** start Exercise data **

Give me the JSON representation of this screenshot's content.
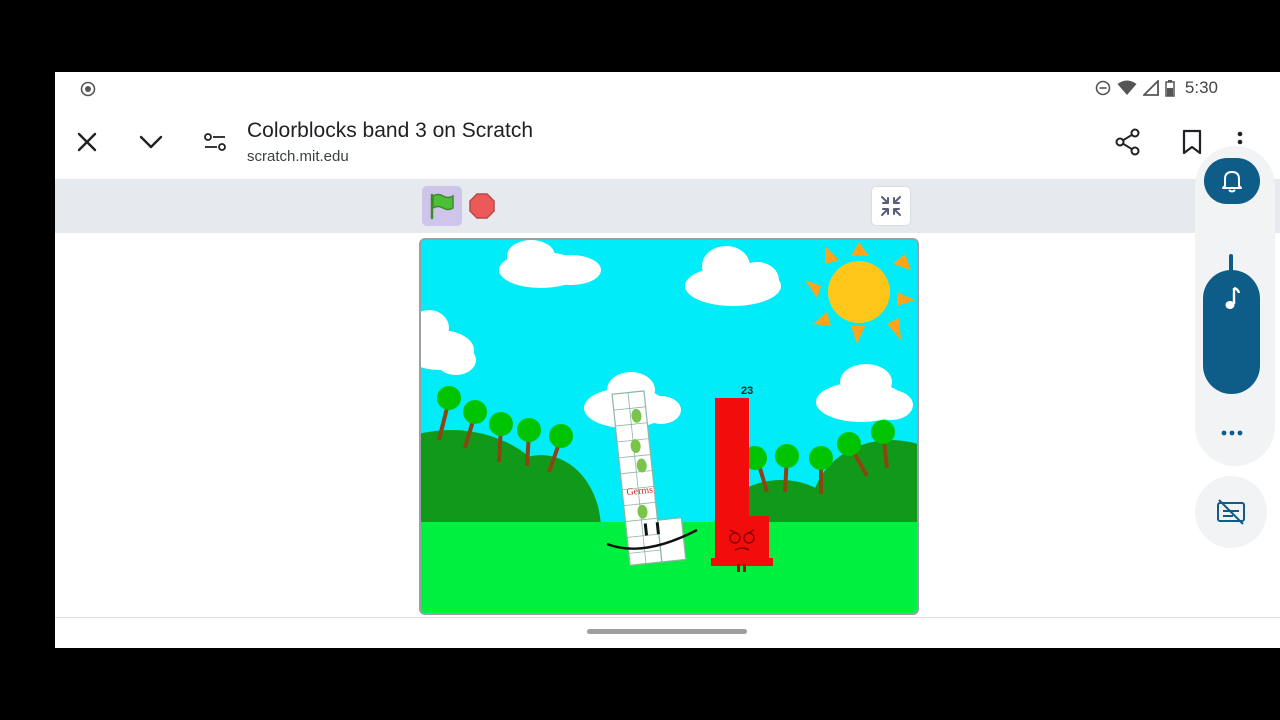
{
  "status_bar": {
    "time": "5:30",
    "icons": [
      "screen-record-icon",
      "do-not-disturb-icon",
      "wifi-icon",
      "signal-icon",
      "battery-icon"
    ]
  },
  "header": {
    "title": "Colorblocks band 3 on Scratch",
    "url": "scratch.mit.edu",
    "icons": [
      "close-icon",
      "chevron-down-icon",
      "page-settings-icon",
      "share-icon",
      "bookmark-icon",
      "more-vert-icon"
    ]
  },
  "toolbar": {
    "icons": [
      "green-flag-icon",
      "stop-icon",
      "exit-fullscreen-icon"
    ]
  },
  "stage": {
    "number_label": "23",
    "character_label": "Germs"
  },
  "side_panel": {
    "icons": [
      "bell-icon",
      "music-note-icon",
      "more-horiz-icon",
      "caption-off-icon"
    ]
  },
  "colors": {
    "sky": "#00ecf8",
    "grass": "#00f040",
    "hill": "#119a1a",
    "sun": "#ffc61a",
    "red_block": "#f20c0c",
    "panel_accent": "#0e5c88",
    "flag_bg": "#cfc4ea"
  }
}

** end Exercise data **

**Exercise:**
Repeat the data above exactly, but not the pictures.

**Full solution:**
Give me the JSON representation of this screenshot's content.
{
  "status_bar": {
    "time": "5:30",
    "icons": [
      "screen-record-icon",
      "do-not-disturb-icon",
      "wifi-icon",
      "signal-icon",
      "battery-icon"
    ]
  },
  "header": {
    "title": "Colorblocks band 3 on Scratch",
    "url": "scratch.mit.edu",
    "icons": [
      "close-icon",
      "chevron-down-icon",
      "page-settings-icon",
      "share-icon",
      "bookmark-icon",
      "more-vert-icon"
    ]
  },
  "toolbar": {
    "icons": [
      "green-flag-icon",
      "stop-icon",
      "exit-fullscreen-icon"
    ]
  },
  "stage": {
    "number_label": "23",
    "character_label": "Germs"
  },
  "side_panel": {
    "icons": [
      "bell-icon",
      "music-note-icon",
      "more-horiz-icon",
      "caption-off-icon"
    ]
  },
  "colors": {
    "sky": "#00ecf8",
    "grass": "#00f040",
    "hill": "#119a1a",
    "sun": "#ffc61a",
    "red_block": "#f20c0c",
    "panel_accent": "#0e5c88",
    "flag_bg": "#cfc4ea"
  }
}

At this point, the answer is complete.